■ **Task prompt**
Gather every line in the listing below that contains the string "checkbox". Case counts.

■ **Data extract**

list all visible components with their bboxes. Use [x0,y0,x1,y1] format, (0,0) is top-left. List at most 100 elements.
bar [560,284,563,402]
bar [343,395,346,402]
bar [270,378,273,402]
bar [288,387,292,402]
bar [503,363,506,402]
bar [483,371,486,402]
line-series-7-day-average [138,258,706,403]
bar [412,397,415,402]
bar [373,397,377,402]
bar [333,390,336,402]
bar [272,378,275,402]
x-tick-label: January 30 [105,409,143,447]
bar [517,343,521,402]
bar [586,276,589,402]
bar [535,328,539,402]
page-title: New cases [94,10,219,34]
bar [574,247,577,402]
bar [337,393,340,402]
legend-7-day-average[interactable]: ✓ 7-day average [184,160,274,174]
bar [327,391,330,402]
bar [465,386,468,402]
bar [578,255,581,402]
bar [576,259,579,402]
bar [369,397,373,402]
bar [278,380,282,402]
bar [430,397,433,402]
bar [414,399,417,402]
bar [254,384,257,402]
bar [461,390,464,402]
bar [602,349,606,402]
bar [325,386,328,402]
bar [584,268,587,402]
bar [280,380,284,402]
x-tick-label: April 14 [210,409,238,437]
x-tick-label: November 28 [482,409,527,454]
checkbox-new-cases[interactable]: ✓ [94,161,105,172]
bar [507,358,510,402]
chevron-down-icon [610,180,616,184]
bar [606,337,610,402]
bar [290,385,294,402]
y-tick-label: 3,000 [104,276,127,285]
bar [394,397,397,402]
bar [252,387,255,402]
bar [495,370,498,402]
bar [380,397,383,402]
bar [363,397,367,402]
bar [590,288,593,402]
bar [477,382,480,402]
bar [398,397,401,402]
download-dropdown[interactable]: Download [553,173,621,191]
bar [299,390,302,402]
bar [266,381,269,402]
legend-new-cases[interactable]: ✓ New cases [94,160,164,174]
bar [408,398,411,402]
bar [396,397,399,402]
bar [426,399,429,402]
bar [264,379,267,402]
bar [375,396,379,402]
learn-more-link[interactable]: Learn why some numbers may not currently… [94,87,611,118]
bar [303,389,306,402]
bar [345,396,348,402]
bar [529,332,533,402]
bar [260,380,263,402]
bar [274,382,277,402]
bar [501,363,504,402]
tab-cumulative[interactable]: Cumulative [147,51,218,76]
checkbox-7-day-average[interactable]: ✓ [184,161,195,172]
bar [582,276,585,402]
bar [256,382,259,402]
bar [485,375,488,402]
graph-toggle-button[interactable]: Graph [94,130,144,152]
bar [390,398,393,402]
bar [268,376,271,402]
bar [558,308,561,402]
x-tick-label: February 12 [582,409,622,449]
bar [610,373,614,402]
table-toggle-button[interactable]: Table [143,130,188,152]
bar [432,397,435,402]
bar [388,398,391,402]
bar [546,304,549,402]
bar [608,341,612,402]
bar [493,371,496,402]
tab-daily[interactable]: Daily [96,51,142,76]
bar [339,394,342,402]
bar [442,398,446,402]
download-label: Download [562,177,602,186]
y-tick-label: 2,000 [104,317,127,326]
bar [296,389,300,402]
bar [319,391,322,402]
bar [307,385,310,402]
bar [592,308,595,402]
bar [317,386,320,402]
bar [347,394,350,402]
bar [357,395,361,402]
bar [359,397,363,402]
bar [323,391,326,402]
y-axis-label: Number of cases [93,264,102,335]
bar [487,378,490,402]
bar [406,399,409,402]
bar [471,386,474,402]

■ **Answer in full**
checkbox-new-cases[interactable]: ✓ [94,161,105,172]
checkbox-7-day-average[interactable]: ✓ [184,161,195,172]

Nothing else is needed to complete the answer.